** Start **

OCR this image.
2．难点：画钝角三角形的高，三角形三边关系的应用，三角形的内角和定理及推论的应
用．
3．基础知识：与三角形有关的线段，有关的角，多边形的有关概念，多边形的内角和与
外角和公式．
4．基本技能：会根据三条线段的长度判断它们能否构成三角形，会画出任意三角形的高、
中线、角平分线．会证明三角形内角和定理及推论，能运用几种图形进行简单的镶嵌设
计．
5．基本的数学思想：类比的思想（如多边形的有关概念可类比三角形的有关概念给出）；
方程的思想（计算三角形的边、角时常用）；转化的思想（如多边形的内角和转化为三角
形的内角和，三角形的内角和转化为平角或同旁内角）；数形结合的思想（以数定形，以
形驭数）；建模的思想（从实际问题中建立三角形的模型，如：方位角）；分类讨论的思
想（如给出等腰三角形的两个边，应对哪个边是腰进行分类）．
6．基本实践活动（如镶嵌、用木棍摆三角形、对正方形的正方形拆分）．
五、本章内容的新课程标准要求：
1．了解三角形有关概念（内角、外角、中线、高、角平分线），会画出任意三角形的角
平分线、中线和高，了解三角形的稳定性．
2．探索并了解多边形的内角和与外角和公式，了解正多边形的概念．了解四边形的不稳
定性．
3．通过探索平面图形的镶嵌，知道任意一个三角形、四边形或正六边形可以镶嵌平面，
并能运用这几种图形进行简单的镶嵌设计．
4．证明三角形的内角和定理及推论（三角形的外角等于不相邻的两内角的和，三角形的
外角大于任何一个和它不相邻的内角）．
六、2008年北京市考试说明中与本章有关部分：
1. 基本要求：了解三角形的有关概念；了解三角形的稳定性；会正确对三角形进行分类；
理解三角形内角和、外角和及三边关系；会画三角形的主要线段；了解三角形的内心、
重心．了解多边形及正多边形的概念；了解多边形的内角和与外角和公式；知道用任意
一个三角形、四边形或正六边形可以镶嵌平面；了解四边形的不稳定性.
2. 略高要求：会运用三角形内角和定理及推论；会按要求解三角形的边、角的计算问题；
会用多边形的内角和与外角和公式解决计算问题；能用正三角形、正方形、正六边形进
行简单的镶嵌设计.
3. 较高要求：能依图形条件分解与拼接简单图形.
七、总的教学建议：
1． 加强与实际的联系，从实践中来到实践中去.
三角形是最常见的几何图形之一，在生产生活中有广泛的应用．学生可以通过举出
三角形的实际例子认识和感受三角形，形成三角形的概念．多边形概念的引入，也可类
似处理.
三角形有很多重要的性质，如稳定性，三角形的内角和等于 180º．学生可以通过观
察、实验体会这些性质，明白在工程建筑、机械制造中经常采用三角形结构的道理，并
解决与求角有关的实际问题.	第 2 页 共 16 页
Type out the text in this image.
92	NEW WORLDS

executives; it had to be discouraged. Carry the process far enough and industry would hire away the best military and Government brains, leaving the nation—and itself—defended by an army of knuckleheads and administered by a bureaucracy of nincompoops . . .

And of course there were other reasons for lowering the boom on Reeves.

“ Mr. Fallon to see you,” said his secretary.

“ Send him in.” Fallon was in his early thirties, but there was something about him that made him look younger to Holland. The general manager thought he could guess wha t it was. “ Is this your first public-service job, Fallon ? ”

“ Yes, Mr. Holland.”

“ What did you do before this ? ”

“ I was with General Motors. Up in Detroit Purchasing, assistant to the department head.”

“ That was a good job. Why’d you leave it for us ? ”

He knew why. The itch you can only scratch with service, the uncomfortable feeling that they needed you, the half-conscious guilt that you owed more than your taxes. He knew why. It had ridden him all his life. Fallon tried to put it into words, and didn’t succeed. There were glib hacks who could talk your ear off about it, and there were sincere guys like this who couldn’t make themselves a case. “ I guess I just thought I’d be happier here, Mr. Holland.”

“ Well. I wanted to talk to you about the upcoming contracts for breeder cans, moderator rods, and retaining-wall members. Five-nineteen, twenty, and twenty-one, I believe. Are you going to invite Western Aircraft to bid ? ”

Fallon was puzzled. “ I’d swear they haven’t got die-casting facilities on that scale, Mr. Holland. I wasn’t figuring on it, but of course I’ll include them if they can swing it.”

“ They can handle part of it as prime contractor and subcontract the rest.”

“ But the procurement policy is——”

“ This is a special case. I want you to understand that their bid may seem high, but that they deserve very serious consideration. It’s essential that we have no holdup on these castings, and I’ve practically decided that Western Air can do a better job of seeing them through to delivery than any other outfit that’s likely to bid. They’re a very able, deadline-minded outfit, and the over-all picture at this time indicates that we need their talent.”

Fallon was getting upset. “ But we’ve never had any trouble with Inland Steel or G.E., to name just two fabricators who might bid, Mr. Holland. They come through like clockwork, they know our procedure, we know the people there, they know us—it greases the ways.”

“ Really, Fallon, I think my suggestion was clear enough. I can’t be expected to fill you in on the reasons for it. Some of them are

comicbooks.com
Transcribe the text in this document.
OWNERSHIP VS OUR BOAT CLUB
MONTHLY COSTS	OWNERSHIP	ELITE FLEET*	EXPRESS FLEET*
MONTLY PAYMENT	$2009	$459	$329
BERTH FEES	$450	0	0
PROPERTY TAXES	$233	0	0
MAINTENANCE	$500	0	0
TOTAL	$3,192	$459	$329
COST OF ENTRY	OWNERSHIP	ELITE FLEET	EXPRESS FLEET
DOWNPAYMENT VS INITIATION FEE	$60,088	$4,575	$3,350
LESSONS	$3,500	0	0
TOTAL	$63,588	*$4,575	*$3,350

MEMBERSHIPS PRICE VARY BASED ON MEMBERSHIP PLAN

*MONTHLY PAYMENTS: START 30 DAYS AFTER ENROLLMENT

** End **

What to work on: Determine how many lines in the listing above hold the word "other", answering with the number only.

Answer to this task: 2